_Source_
[HN Gopher] Io_uring and seccomp (2022)
       ___________________________________________________________________
        
       Io_uring and seccomp (2022)
        
       Author : pncnmnp
       Score  : 74 points
       Date   : 2024-10-09 14:42 UTC (3 days ago)
        
 (HTM) web link (blog.0x74696d.com)
 (TXT) w3m dump (blog.0x74696d.com)
        
       | leni536 wrote:
       | > But if you've got a separation of duties where a sysadmin sets
       | up seccomp filtering generically across applications
       | 
       | Is this even possible, regardless of io_uring?
        
         | amarshall wrote:
         | Well the article brings up containers as an example. If the
         | sysadmin controls "your" parent or root process (e.g. the login
         | shell), they can just perform seccomp filtering there and it
         | applies to everything within it (like any other sandbox).
        
           | 0x74696d wrote:
           | (author here) I'm one of the maintainers of HashiCorp's
           | Nomad, so that example was likely inspired by the separation
           | of duties that's part of our security model. In that
           | environment, there's a subset of task (ex. container)
           | configuration that's controlled by the cluster admin and a
           | subset that's controlled by the job author deploying onto the
           | cluster.
        
         | klooney wrote:
         | Yes- systemd will let you do that, as well
         | docker/containerd/podman.
        
       | deathanatos wrote:
       | This seems like an instance of an anti-pattern I've seen, which
       | is inflating "permission" and "API call" to the same thing.
       | 
       | IIRC, AWS does this, where permission is by API call. As an
       | example, you can have permission to call ssm:GetParameter _n_
       | times, but if you try to combine those _n_ API calls into a batch
       | with GetParameters, that 's a different IAM perm, _even though
       | exactly the same thing is occurring._
        
         | thayne wrote:
         | I find that so frustrating. Another example is uploading an
         | image to ECR (elastic container registry). You need like four
         | different permissions to do it, which I think correspond to
         | individual http requests, but it is usually just a single
         | docker/podman/skopeo command, and I can't think of a situation
         | where you would want to grant permission to initiate an upload
         | but not complete it.
         | 
         | Multipart uploads in s3 have a similar problem.
        
       | cpuguy83 wrote:
       | Both Docker and containerd have started to block io_uring in the
       | default profile for about a year now due to too many security
       | issues with it.
        
         | hinkley wrote:
         | Has anyone speculated yet about how much slower a secure
         | io_uring has to be? Is it still a net win once you lock it down
         | fully?
        
           | JackSlateur wrote:
           | As far as I know, io_uring is quite secure: a user cannot
           | perform a syscall through it unless it has the privileges
           | required to perform this syscall directly
           | 
           | I would gladly get more details about the exact purpose of
           | seccomp in a container environment. Reading a bit of
           | internet, I find that docker "uses seccomp to block mount(2),
           | which could be used to escape the container", which makes no
           | sense to me because mount(2) requires CAP_SYS_ADMIN
        
             | cpuguy83 wrote:
             | io_uring cve's: https://cve.mitre.org/cgi-
             | bin/cvekey.cgi?keyword=io_uring
             | 
             | seccomp is used for defense in depth. If someone managed to
             | escalate privileges through some means the seccomp policy
             | will still prevent them from doing nasty things or
             | escalating further.

Listings of element locations:

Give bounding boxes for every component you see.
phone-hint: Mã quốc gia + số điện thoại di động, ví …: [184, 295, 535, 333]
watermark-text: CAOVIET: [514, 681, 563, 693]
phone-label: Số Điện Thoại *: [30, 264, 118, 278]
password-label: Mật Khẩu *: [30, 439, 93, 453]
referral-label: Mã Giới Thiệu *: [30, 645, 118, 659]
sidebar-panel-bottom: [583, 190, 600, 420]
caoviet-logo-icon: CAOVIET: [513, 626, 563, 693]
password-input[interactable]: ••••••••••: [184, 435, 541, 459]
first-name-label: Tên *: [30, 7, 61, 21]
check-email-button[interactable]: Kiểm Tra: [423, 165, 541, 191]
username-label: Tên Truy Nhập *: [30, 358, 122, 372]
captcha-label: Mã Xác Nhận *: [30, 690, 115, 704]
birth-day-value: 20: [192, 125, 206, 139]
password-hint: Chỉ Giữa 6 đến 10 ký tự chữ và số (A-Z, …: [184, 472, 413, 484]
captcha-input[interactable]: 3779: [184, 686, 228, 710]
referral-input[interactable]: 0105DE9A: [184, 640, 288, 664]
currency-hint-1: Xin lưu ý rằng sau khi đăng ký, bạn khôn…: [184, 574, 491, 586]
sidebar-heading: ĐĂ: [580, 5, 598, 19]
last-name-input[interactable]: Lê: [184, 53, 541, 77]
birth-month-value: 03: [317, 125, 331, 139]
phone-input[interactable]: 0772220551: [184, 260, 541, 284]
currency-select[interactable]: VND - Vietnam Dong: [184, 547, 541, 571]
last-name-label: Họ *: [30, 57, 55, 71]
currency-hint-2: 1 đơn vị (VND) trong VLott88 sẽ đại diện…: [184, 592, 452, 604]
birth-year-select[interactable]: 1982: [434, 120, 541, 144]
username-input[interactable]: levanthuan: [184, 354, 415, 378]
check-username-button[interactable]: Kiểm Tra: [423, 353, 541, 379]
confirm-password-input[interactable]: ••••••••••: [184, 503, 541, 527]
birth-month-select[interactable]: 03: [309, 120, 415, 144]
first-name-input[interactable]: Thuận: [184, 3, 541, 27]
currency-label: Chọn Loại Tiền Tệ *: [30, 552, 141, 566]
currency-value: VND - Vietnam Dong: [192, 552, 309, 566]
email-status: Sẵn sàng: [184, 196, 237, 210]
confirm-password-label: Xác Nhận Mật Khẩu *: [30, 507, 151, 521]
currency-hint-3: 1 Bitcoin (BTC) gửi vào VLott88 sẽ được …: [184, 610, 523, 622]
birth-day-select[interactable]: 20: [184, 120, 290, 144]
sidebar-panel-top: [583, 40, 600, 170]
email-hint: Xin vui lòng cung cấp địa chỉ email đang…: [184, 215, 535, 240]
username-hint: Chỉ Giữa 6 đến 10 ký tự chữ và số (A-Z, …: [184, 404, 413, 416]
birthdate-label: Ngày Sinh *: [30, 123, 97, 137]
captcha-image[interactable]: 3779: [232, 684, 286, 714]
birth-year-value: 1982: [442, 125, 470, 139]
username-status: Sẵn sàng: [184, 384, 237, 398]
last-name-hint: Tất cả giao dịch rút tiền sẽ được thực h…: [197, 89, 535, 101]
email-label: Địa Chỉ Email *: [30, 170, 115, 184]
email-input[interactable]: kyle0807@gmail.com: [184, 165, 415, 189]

_Challenges_
- 1) In the io_uring and seccomp thread, list each tool that klooney says will let you do that kind of seccomp filtering.
- 2) According to JackSlateur in the io_uring and seccomp thread, what capability does mount(2) require?

_Responses to the tasks_
- 1)
systemd
docker
containerd
podman

- 2) CAP_SYS_ADMIN